## [Aim of the exercise]
Extract from the listing each line in which the word "title" appears.

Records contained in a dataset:

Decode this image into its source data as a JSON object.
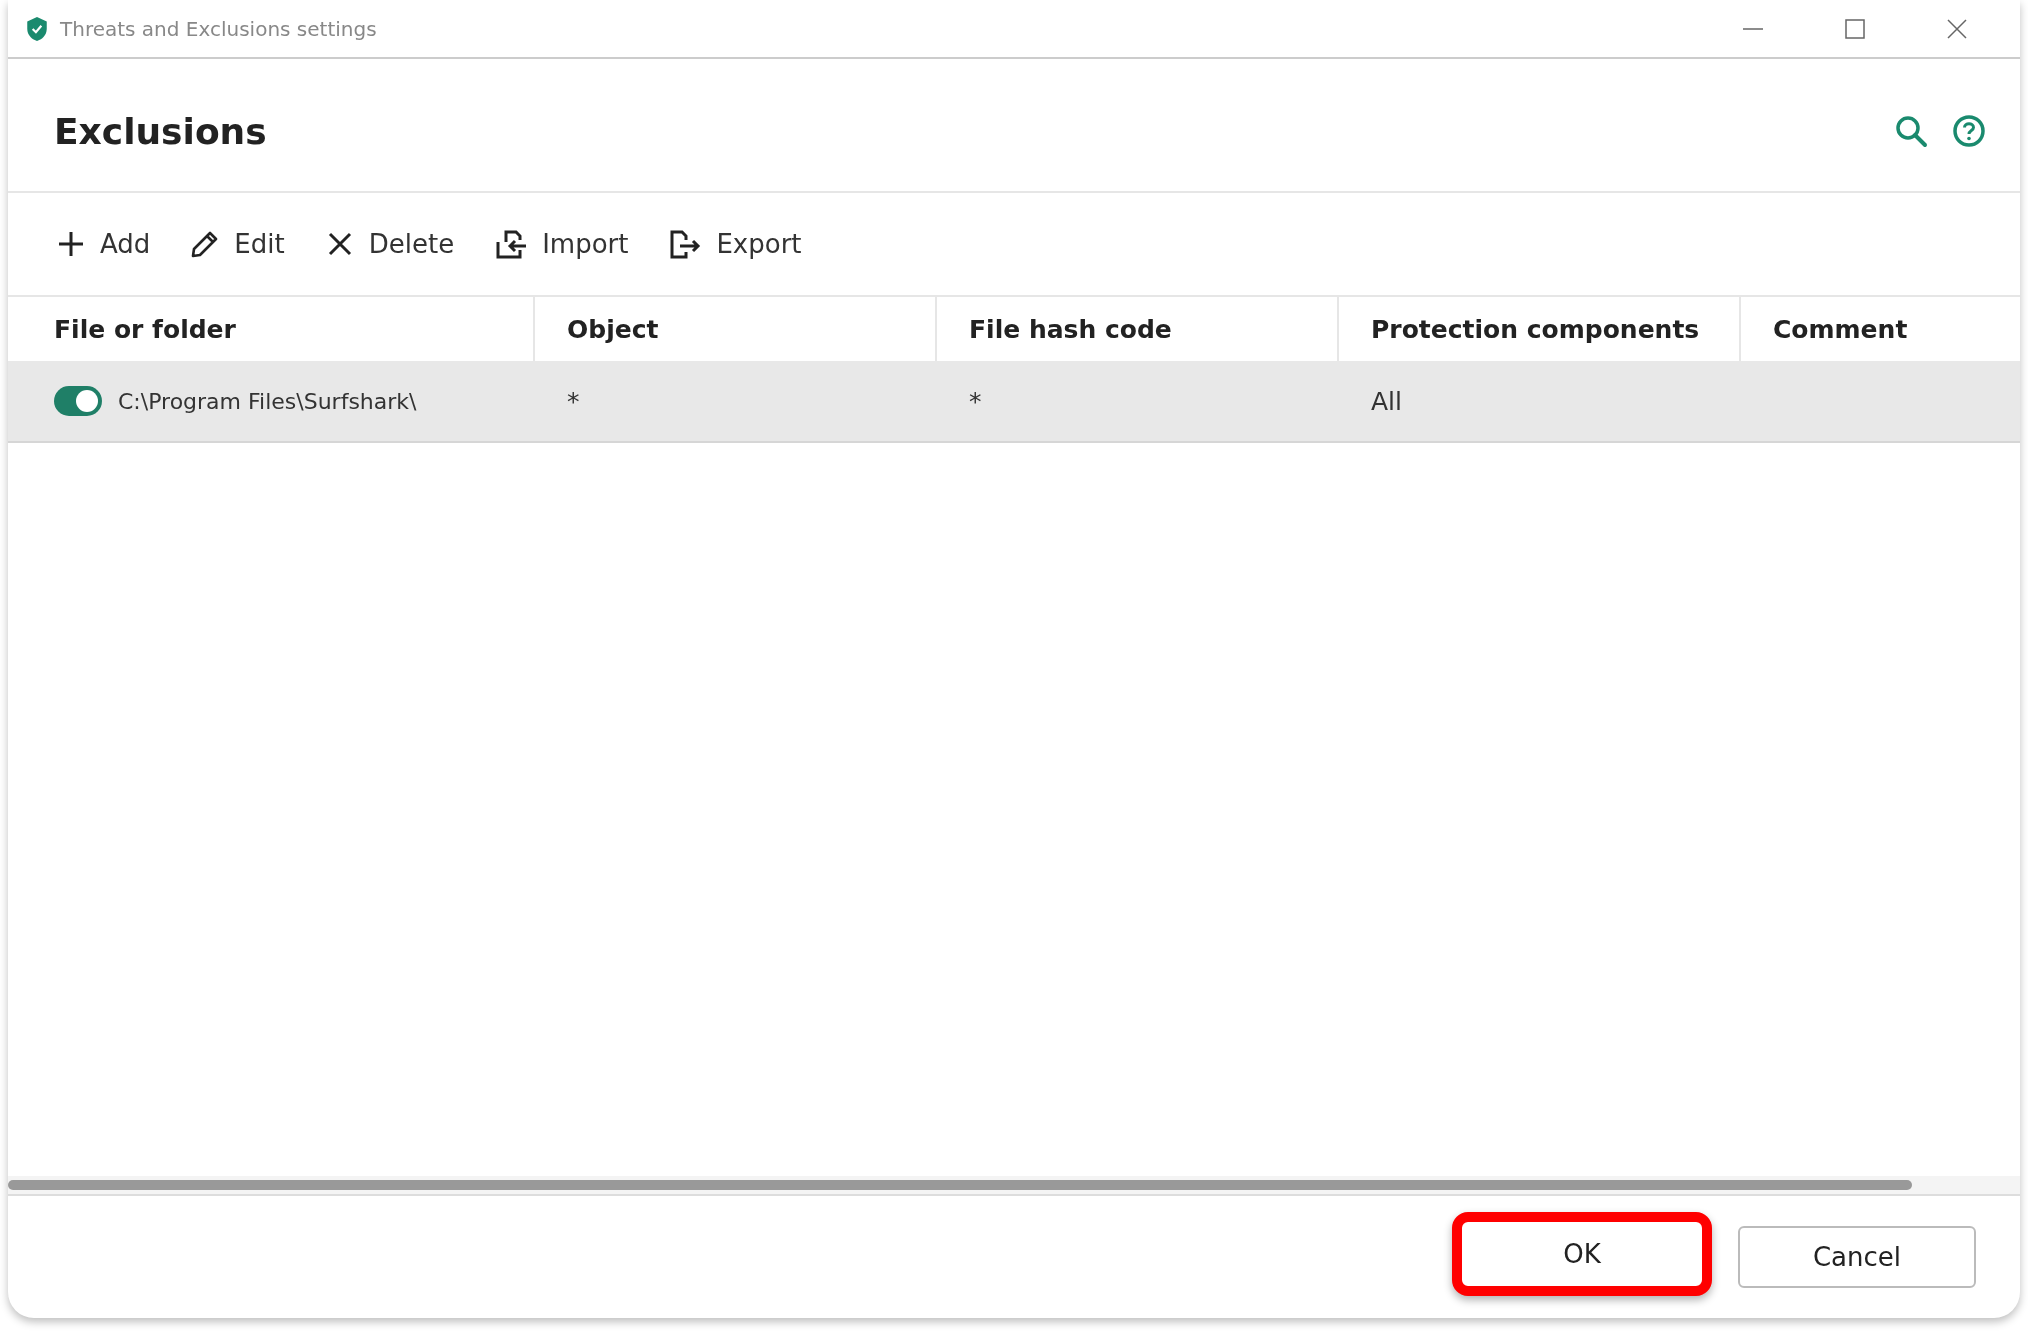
{
  "window": {
    "title": "Threats and Exclusions settings"
  },
  "header": {
    "title": "Exclusions"
  },
  "toolbar": [
    {
      "kind": "add",
      "label": "Add"
    },
    {
      "kind": "edit",
      "label": "Edit"
    },
    {
      "kind": "delete",
      "label": "Delete"
    },
    {
      "kind": "import",
      "label": "Import"
    },
    {
      "kind": "export",
      "label": "Export"
    }
  ],
  "table": {
    "columns": [
      "File or folder",
      "Object",
      "File hash code",
      "Protection components",
      "Comment"
    ],
    "rows": [
      {
        "on": true,
        "selected": true,
        "cells": [
          "C:\\Program Files\\Surfshark\\",
          "*",
          "*",
          "All",
          ""
        ]
      }
    ]
  },
  "buttons": [
    {
      "label": "OK",
      "highlighted": true
    },
    {
      "label": "Cancel",
      "highlighted": false
    }
  ]
}
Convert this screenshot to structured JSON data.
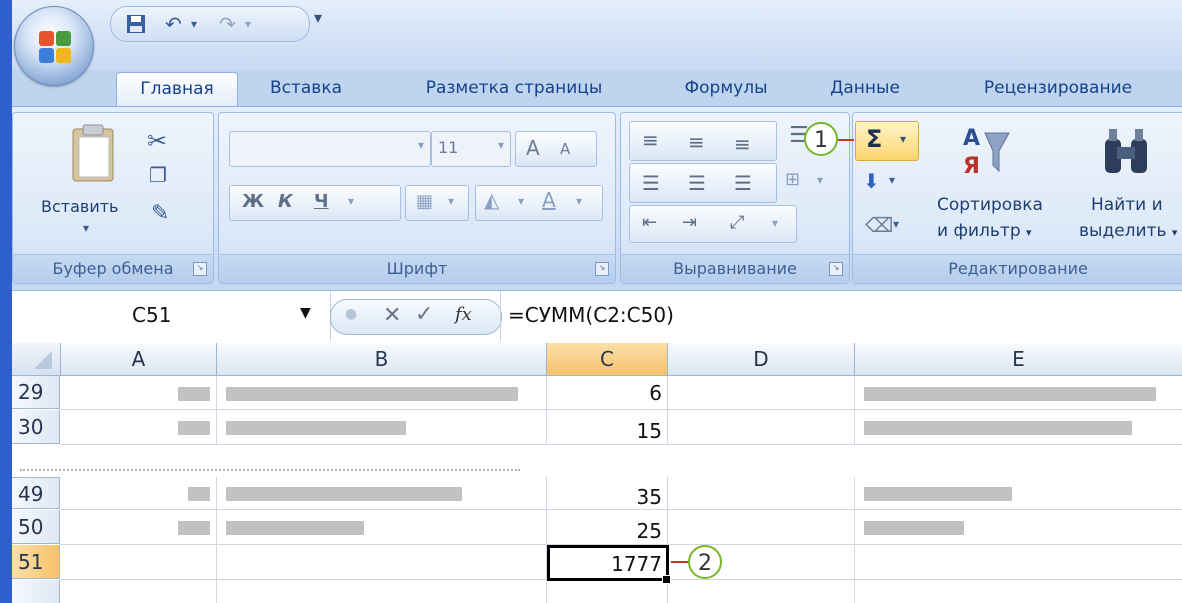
{
  "tabs": [
    "Главная",
    "Вставка",
    "Разметка страницы",
    "Формулы",
    "Данные",
    "Рецензирование"
  ],
  "active_tab": "Главная",
  "ribbon": {
    "clipboard": {
      "paste_label": "Вставить",
      "group_label": "Буфер обмена"
    },
    "font": {
      "font_name": "",
      "font_size": "11",
      "bold": "Ж",
      "italic": "К",
      "underline": "Ч",
      "group_label": "Шрифт"
    },
    "alignment": {
      "group_label": "Выравнивание"
    },
    "editing": {
      "sort_label_1": "Сортировка",
      "sort_label_2": "и фильтр",
      "find_label_1": "Найти и",
      "find_label_2": "выделить",
      "group_label": "Редактирование",
      "autosum_symbol": "Σ"
    }
  },
  "formula_bar": {
    "name_box": "C51",
    "fx": "fx",
    "formula": "=СУММ(C2:C50)"
  },
  "columns": [
    "A",
    "B",
    "C",
    "D",
    "E"
  ],
  "selected_column": "C",
  "rows": [
    {
      "label": "29",
      "c": "6"
    },
    {
      "label": "30",
      "c": "15"
    },
    {
      "label": "49",
      "c": "35"
    },
    {
      "label": "50",
      "c": "25"
    },
    {
      "label": "51",
      "c": "1777"
    }
  ],
  "selected_row": "51",
  "callouts": [
    "1",
    "2"
  ],
  "colors": {
    "accent": "#15428b",
    "selection": "#f6c26b",
    "callout": "#76b82a",
    "connector": "#c0392b"
  }
}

## [Final result]
    "title": "Threats and Exclusions settings"
    "title": "Exclusions"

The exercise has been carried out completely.